_TASK_. From the listing below, tally the lines that include "donne". Return only the total.

_EXTRACTED RECORDS_.
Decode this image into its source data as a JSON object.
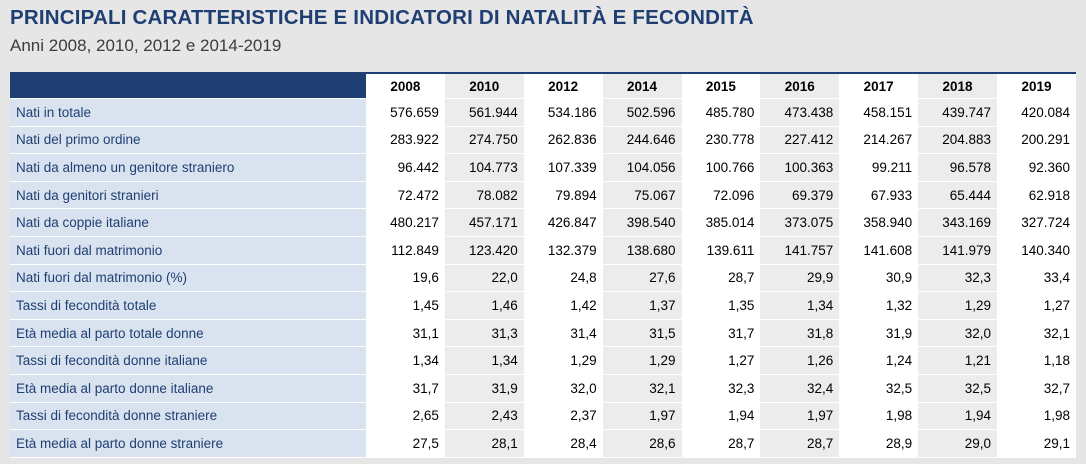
{
  "header": {
    "title": "PRINCIPALI CARATTERISTICHE E INDICATORI DI NATALITÀ E FECONDITÀ",
    "subtitle": "Anni 2008, 2010, 2012 e 2014-2019"
  },
  "table": {
    "columns": [
      "2008",
      "2010",
      "2012",
      "2014",
      "2015",
      "2016",
      "2017",
      "2018",
      "2019"
    ],
    "rows": [
      {
        "label": "Nati in totale",
        "cells": [
          "576.659",
          "561.944",
          "534.186",
          "502.596",
          "485.780",
          "473.438",
          "458.151",
          "439.747",
          "420.084"
        ]
      },
      {
        "label": "Nati del primo ordine",
        "cells": [
          "283.922",
          "274.750",
          "262.836",
          "244.646",
          "230.778",
          "227.412",
          "214.267",
          "204.883",
          "200.291"
        ]
      },
      {
        "label": "Nati da almeno un genitore straniero",
        "cells": [
          "96.442",
          "104.773",
          "107.339",
          "104.056",
          "100.766",
          "100.363",
          "99.211",
          "96.578",
          "92.360"
        ]
      },
      {
        "label": "Nati da genitori stranieri",
        "cells": [
          "72.472",
          "78.082",
          "79.894",
          "75.067",
          "72.096",
          "69.379",
          "67.933",
          "65.444",
          "62.918"
        ]
      },
      {
        "label": "Nati da coppie italiane",
        "cells": [
          "480.217",
          "457.171",
          "426.847",
          "398.540",
          "385.014",
          "373.075",
          "358.940",
          "343.169",
          "327.724"
        ]
      },
      {
        "label": "Nati fuori dal matrimonio",
        "cells": [
          "112.849",
          "123.420",
          "132.379",
          "138.680",
          "139.611",
          "141.757",
          "141.608",
          "141.979",
          "140.340"
        ]
      },
      {
        "label": "Nati fuori dal matrimonio (%)",
        "cells": [
          "19,6",
          "22,0",
          "24,8",
          "27,6",
          "28,7",
          "29,9",
          "30,9",
          "32,3",
          "33,4"
        ]
      },
      {
        "label": "Tassi di fecondità totale",
        "cells": [
          "1,45",
          "1,46",
          "1,42",
          "1,37",
          "1,35",
          "1,34",
          "1,32",
          "1,29",
          "1,27"
        ]
      },
      {
        "label": "Età media al parto totale donne",
        "cells": [
          "31,1",
          "31,3",
          "31,4",
          "31,5",
          "31,7",
          "31,8",
          "31,9",
          "32,0",
          "32,1"
        ]
      },
      {
        "label": "Tassi di fecondità donne italiane",
        "cells": [
          "1,34",
          "1,34",
          "1,29",
          "1,29",
          "1,27",
          "1,26",
          "1,24",
          "1,21",
          "1,18"
        ]
      },
      {
        "label": "Età media al parto donne italiane",
        "cells": [
          "31,7",
          "31,9",
          "32,0",
          "32,1",
          "32,3",
          "32,4",
          "32,5",
          "32,5",
          "32,7"
        ]
      },
      {
        "label": "Tassi di fecondità donne straniere",
        "cells": [
          "2,65",
          "2,43",
          "2,37",
          "1,97",
          "1,94",
          "1,97",
          "1,98",
          "1,94",
          "1,98"
        ]
      },
      {
        "label": "Età media al parto donne straniere",
        "cells": [
          "27,5",
          "28,1",
          "28,4",
          "28,6",
          "28,7",
          "28,7",
          "28,9",
          "29,0",
          "29,1"
        ]
      }
    ]
  }
}
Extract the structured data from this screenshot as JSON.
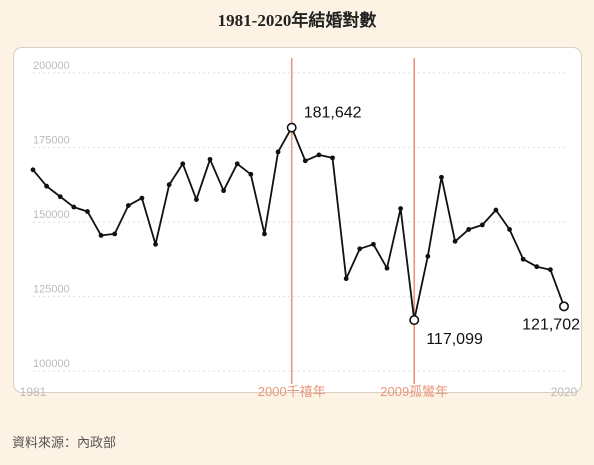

_ANSWER IN FULL_. 5